BEGIN MATERIAL SUPPLIED
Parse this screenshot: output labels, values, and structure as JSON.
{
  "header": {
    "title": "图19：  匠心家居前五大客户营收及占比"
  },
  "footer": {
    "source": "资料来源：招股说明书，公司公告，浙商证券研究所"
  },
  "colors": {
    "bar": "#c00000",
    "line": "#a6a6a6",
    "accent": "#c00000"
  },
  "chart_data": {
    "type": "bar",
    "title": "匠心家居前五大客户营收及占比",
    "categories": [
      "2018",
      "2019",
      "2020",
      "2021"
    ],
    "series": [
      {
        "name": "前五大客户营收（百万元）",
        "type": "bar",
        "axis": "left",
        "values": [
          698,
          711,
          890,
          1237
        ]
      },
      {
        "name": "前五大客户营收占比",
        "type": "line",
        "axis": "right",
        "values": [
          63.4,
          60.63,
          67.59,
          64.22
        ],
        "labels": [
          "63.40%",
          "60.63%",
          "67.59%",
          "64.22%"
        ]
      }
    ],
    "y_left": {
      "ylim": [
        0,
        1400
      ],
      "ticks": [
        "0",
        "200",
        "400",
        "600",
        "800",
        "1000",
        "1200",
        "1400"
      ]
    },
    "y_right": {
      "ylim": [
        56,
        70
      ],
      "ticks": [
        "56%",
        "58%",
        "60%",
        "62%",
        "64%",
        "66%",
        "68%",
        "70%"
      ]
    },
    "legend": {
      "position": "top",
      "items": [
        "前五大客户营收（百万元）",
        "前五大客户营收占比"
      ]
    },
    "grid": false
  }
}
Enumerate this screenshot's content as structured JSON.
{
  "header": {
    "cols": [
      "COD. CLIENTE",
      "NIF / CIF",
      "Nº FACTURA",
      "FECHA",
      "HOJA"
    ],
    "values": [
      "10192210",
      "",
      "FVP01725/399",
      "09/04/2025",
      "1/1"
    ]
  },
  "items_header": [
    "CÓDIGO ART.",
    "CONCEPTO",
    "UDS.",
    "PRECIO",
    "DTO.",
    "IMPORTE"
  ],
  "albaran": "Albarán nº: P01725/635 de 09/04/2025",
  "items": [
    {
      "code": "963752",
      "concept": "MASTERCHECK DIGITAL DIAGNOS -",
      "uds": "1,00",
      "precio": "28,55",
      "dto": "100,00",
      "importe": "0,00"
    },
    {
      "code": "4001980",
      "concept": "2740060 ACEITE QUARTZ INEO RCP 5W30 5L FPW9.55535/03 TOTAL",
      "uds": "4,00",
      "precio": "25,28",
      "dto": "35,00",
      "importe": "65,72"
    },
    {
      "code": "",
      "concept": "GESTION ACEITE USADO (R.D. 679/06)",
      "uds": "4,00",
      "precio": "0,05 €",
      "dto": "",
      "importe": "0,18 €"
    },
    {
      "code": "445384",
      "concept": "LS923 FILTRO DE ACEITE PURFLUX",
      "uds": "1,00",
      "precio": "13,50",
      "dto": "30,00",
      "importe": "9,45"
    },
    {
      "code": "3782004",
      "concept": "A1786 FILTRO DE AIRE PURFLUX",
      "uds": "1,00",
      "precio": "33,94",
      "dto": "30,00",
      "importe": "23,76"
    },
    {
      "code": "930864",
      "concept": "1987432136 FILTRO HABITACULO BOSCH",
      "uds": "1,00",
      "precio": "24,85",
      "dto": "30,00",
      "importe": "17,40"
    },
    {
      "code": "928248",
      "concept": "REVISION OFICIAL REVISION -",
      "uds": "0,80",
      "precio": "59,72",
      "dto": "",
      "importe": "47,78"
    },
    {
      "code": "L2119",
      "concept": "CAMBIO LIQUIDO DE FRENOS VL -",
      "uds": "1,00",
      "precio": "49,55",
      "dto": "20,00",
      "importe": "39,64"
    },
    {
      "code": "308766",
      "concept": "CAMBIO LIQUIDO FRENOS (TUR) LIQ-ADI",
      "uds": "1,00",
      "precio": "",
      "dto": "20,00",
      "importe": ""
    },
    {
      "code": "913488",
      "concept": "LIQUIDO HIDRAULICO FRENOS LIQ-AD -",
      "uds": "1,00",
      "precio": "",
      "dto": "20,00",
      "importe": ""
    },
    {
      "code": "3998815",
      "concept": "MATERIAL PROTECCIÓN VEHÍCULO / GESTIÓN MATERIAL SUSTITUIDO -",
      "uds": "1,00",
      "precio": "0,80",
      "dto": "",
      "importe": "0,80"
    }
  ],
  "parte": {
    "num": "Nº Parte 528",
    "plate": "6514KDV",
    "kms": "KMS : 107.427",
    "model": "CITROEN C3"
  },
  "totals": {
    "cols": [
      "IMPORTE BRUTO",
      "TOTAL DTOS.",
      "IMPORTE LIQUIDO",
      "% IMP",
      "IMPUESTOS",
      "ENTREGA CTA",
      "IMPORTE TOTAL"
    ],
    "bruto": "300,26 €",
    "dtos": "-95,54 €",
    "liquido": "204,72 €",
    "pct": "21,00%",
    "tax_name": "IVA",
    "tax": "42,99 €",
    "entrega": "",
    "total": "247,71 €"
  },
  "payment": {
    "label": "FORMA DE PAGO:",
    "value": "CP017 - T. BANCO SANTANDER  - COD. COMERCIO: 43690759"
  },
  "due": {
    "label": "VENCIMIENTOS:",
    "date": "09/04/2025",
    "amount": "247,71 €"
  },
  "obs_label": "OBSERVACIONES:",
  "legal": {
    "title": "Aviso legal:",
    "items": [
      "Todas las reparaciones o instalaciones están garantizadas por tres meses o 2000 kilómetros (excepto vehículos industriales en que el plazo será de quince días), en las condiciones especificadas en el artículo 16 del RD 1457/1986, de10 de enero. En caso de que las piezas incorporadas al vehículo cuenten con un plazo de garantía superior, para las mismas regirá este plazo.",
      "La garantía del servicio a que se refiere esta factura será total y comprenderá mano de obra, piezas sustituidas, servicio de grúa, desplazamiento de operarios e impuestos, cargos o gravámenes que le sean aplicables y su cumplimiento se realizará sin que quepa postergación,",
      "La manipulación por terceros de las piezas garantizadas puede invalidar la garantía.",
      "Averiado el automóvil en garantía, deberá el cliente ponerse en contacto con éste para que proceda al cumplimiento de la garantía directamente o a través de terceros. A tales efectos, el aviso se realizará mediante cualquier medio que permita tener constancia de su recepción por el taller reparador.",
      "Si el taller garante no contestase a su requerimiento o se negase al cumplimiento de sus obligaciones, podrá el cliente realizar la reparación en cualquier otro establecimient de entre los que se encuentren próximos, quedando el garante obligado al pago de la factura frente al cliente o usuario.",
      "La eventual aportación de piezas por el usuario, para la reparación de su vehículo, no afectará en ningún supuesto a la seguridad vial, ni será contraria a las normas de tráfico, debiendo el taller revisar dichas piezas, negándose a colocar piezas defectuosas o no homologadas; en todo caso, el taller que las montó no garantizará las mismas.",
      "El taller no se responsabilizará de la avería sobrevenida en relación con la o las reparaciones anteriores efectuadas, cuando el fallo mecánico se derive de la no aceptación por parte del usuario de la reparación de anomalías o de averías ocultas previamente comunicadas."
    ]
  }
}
END MATERIAL SUPPLIED
## WHAT IS REQUIRED
Extract each entry in full, exactly as given.

## TASK RESPONSE
Parse this screenshot: output labels, values, and structure as JSON.
{
  "header": {
    "title": "图19：  匠心家居前五大客户营收及占比"
  },
  "footer": {
    "source": "资料来源：招股说明书，公司公告，浙商证券研究所"
  },
  "colors": {
    "bar": "#c00000",
    "line": "#a6a6a6",
    "accent": "#c00000"
  },
  "chart_data": {
    "type": "bar",
    "title": "匠心家居前五大客户营收及占比",
    "categories": [
      "2018",
      "2019",
      "2020",
      "2021"
    ],
    "series": [
      {
        "name": "前五大客户营收（百万元）",
        "type": "bar",
        "axis": "left",
        "values": [
          698,
          711,
          890,
          1237
        ]
      },
      {
        "name": "前五大客户营收占比",
        "type": "line",
        "axis": "right",
        "values": [
          63.4,
          60.63,
          67.59,
          64.22
        ],
        "labels": [
          "63.40%",
          "60.63%",
          "67.59%",
          "64.22%"
        ]
      }
    ],
    "y_left": {
      "ylim": [
        0,
        1400
      ],
      "ticks": [
        "0",
        "200",
        "400",
        "600",
        "800",
        "1000",
        "1200",
        "1400"
      ]
    },
    "y_right": {
      "ylim": [
        56,
        70
      ],
      "ticks": [
        "56%",
        "58%",
        "60%",
        "62%",
        "64%",
        "66%",
        "68%",
        "70%"
      ]
    },
    "legend": {
      "position": "top",
      "items": [
        "前五大客户营收（百万元）",
        "前五大客户营收占比"
      ]
    },
    "grid": false
  }
}
Enumerate this screenshot's content as structured JSON.
{
  "header": {
    "cols": [
      "COD. CLIENTE",
      "NIF / CIF",
      "Nº FACTURA",
      "FECHA",
      "HOJA"
    ],
    "values": [
      "10192210",
      "",
      "FVP01725/399",
      "09/04/2025",
      "1/1"
    ]
  },
  "items_header": [
    "CÓDIGO ART.",
    "CONCEPTO",
    "UDS.",
    "PRECIO",
    "DTO.",
    "IMPORTE"
  ],
  "albaran": "Albarán nº: P01725/635 de 09/04/2025",
  "items": [
    {
      "code": "963752",
      "concept": "MASTERCHECK DIGITAL DIAGNOS -",
      "uds": "1,00",
      "precio": "28,55",
      "dto": "100,00",
      "importe": "0,00"
    },
    {
      "code": "4001980",
      "concept": "2740060 ACEITE QUARTZ INEO RCP 5W30 5L FPW9.55535/03 TOTAL",
      "uds": "4,00",
      "precio": "25,28",
      "dto": "35,00",
      "importe": "65,72"
    },
    {
      "code": "",
      "concept": "GESTION ACEITE USADO (R.D. 679/06)",
      "uds": "4,00",
      "precio": "0,05 €",
      "dto": "",
      "importe": "0,18 €"
    },
    {
      "code": "445384",
      "concept": "LS923 FILTRO DE ACEITE PURFLUX",
      "uds": "1,00",
      "precio": "13,50",
      "dto": "30,00",
      "importe": "9,45"
    },
    {
      "code": "3782004",
      "concept": "A1786 FILTRO DE AIRE PURFLUX",
      "uds": "1,00",
      "precio": "33,94",
      "dto": "30,00",
      "importe": "23,76"
    },
    {
      "code": "930864",
      "concept": "1987432136 FILTRO HABITACULO BOSCH",
      "uds": "1,00",
      "precio": "24,85",
      "dto": "30,00",
      "importe": "17,40"
    },
    {
      "code": "928248",
      "concept": "REVISION OFICIAL REVISION -",
      "uds": "0,80",
      "precio": "59,72",
      "dto": "",
      "importe": "47,78"
    },
    {
      "code": "L2119",
      "concept": "CAMBIO LIQUIDO DE FRENOS VL -",
      "uds": "1,00",
      "precio": "49,55",
      "dto": "20,00",
      "importe": "39,64"
    },
    {
      "code": "308766",
      "concept": "CAMBIO LIQUIDO FRENOS (TUR) LIQ-ADI",
      "uds": "1,00",
      "precio": "",
      "dto": "20,00",
      "importe": ""
    },
    {
      "code": "913488",
      "concept": "LIQUIDO HIDRAULICO FRENOS LIQ-AD -",
      "uds": "1,00",
      "precio": "",
      "dto": "20,00",
      "importe": ""
    },
    {
      "code": "3998815",
      "concept": "MATERIAL PROTECCIÓN VEHÍCULO / GESTIÓN MATERIAL SUSTITUIDO -",
      "uds": "1,00",
      "precio": "0,80",
      "dto": "",
      "importe": "0,80"
    }
  ],
  "parte": {
    "num": "Nº Parte 528",
    "plate": "6514KDV",
    "kms": "KMS : 107.427",
    "model": "CITROEN C3"
  },
  "totals": {
    "cols": [
      "IMPORTE BRUTO",
      "TOTAL DTOS.",
      "IMPORTE LIQUIDO",
      "% IMP",
      "IMPUESTOS",
      "ENTREGA CTA",
      "IMPORTE TOTAL"
    ],
    "bruto": "300,26 €",
    "dtos": "-95,54 €",
    "liquido": "204,72 €",
    "pct": "21,00%",
    "tax_name": "IVA",
    "tax": "42,99 €",
    "entrega": "",
    "total": "247,71 €"
  },
  "payment": {
    "label": "FORMA DE PAGO:",
    "value": "CP017 - T. BANCO SANTANDER  - COD. COMERCIO: 43690759"
  },
  "due": {
    "label": "VENCIMIENTOS:",
    "date": "09/04/2025",
    "amount": "247,71 €"
  },
  "obs_label": "OBSERVACIONES:",
  "legal": {
    "title": "Aviso legal:",
    "items": [
      "Todas las reparaciones o instalaciones están garantizadas por tres meses o 2000 kilómetros (excepto vehículos industriales en que el plazo será de quince días), en las condiciones especificadas en el artículo 16 del RD 1457/1986, de10 de enero. En caso de que las piezas incorporadas al vehículo cuenten con un plazo de garantía superior, para las mismas regirá este plazo.",
      "La garantía del servicio a que se refiere esta factura será total y comprenderá mano de obra, piezas sustituidas, servicio de grúa, desplazamiento de operarios e impuestos, cargos o gravámenes que le sean aplicables y su cumplimiento se realizará sin que quepa postergación,",
      "La manipulación por terceros de las piezas garantizadas puede invalidar la garantía.",
      "Averiado el automóvil en garantía, deberá el cliente ponerse en contacto con éste para que proceda al cumplimiento de la garantía directamente o a través de terceros. A tales efectos, el aviso se realizará mediante cualquier medio que permita tener constancia de su recepción por el taller reparador.",
      "Si el taller garante no contestase a su requerimiento o se negase al cumplimiento de sus obligaciones, podrá el cliente realizar la reparación en cualquier otro establecimient de entre los que se encuentren próximos, quedando el garante obligado al pago de la factura frente al cliente o usuario.",
      "La eventual aportación de piezas por el usuario, para la reparación de su vehículo, no afectará en ningún supuesto a la seguridad vial, ni será contraria a las normas de tráfico, debiendo el taller revisar dichas piezas, negándose a colocar piezas defectuosas o no homologadas; en todo caso, el taller que las montó no garantizará las mismas.",
      "El taller no se responsabilizará de la avería sobrevenida en relación con la o las reparaciones anteriores efectuadas, cuando el fallo mecánico se derive de la no aceptación por parte del usuario de la reparación de anomalías o de averías ocultas previamente comunicadas."
    ]
  }
}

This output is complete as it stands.